#### SUPPLIED RECORDS:

########

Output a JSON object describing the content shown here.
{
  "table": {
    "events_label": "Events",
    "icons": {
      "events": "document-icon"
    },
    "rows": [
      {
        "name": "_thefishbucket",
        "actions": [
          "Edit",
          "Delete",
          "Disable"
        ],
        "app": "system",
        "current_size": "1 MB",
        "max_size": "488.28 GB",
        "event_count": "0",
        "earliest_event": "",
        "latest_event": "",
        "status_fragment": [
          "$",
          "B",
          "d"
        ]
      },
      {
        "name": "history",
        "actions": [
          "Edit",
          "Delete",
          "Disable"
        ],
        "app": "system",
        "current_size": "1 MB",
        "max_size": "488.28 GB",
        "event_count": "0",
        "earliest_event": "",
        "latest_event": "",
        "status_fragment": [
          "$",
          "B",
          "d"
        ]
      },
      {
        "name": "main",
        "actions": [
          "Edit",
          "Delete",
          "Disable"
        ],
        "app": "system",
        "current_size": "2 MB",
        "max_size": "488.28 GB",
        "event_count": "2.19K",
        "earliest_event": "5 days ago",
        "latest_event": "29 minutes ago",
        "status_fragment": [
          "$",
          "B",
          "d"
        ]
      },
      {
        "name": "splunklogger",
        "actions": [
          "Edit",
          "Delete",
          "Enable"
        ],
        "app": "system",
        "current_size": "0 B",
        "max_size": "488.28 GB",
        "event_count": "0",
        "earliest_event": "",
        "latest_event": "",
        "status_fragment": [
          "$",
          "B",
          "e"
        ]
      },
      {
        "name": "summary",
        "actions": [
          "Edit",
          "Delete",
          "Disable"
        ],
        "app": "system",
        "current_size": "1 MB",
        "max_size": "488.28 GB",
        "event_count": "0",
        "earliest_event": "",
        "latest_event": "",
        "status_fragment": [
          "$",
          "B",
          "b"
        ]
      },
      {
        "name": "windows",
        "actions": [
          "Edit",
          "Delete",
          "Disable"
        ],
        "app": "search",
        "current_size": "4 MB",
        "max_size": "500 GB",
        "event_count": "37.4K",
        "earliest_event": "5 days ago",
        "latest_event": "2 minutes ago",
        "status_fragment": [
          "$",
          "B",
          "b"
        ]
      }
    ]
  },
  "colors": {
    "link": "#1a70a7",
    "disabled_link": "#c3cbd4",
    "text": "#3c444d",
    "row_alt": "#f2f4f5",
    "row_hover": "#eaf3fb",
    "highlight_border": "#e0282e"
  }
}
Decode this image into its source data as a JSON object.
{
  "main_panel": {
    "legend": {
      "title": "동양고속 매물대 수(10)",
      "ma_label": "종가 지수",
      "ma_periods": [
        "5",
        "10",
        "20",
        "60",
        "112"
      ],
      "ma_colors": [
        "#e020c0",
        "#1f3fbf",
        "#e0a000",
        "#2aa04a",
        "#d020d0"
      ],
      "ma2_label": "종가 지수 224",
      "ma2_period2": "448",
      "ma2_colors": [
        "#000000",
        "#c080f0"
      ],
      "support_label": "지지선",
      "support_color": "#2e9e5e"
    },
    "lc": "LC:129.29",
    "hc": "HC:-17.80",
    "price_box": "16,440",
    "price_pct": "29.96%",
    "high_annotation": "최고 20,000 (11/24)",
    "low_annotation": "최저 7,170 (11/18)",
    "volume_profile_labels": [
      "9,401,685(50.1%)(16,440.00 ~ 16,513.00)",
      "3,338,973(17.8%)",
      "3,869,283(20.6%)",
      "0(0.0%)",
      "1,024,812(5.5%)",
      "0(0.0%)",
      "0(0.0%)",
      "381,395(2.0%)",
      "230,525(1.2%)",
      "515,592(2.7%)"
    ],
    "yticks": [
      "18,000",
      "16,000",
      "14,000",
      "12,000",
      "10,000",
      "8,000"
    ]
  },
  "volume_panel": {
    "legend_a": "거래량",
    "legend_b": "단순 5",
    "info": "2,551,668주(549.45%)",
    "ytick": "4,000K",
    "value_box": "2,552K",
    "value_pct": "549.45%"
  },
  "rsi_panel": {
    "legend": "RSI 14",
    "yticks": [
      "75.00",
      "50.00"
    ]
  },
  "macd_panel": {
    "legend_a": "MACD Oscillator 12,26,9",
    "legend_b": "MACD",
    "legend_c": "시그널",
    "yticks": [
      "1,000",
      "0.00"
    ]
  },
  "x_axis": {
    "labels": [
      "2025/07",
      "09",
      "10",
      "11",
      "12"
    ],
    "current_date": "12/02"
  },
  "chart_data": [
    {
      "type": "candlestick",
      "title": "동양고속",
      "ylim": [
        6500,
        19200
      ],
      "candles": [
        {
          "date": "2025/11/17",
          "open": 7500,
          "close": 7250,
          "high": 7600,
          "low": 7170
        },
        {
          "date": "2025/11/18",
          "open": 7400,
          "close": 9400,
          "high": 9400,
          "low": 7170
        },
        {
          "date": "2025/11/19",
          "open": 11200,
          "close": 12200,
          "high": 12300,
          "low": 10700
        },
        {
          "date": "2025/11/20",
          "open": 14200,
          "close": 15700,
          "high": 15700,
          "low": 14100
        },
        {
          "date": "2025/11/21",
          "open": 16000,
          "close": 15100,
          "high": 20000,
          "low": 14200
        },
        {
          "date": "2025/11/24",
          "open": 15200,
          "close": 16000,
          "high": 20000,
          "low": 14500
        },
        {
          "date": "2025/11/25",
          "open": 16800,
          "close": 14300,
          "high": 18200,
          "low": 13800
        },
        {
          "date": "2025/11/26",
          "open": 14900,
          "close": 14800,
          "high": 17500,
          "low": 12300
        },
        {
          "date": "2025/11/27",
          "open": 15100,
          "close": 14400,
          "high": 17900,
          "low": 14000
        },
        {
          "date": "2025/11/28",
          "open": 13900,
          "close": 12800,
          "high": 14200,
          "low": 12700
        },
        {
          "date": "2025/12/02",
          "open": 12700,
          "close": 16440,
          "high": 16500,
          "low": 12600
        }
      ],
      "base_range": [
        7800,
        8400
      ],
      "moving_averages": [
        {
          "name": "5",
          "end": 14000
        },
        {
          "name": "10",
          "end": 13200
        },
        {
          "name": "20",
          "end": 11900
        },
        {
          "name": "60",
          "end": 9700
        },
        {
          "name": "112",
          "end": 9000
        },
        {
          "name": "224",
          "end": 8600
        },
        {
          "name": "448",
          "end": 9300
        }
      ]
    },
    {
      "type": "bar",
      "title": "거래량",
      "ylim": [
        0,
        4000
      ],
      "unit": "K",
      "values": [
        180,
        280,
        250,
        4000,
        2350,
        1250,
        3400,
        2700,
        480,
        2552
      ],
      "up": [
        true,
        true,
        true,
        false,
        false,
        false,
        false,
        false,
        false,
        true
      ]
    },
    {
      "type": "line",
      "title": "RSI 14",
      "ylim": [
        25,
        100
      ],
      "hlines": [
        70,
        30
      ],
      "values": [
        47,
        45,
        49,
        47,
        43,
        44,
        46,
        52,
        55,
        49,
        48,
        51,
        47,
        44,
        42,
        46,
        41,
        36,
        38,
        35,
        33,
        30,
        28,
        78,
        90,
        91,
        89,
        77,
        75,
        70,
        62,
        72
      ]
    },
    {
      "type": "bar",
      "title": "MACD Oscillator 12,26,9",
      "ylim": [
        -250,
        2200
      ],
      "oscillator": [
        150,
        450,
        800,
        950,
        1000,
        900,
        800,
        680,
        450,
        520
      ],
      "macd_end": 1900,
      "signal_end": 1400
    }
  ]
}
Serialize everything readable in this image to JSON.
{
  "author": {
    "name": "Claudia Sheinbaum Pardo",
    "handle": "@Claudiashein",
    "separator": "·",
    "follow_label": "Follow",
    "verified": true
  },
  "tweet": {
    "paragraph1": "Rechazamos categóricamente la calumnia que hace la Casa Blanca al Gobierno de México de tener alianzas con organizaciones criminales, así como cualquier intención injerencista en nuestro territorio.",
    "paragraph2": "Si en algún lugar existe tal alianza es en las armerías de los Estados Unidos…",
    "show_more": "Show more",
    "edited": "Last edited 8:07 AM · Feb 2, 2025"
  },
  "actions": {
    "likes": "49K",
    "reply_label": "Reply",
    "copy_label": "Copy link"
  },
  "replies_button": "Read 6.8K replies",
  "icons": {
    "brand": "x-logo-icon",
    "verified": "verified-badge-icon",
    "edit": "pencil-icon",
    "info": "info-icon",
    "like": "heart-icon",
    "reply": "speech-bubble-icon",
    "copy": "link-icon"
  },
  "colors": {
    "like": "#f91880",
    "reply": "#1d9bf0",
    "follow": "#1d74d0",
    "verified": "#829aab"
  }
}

########

#### WHAT THIS TASK INVOLVES:
Looking at the listing above, count the lines that contain "minutes" and give nothing but the number.

#### RESPONSE TO THIS TASK:
2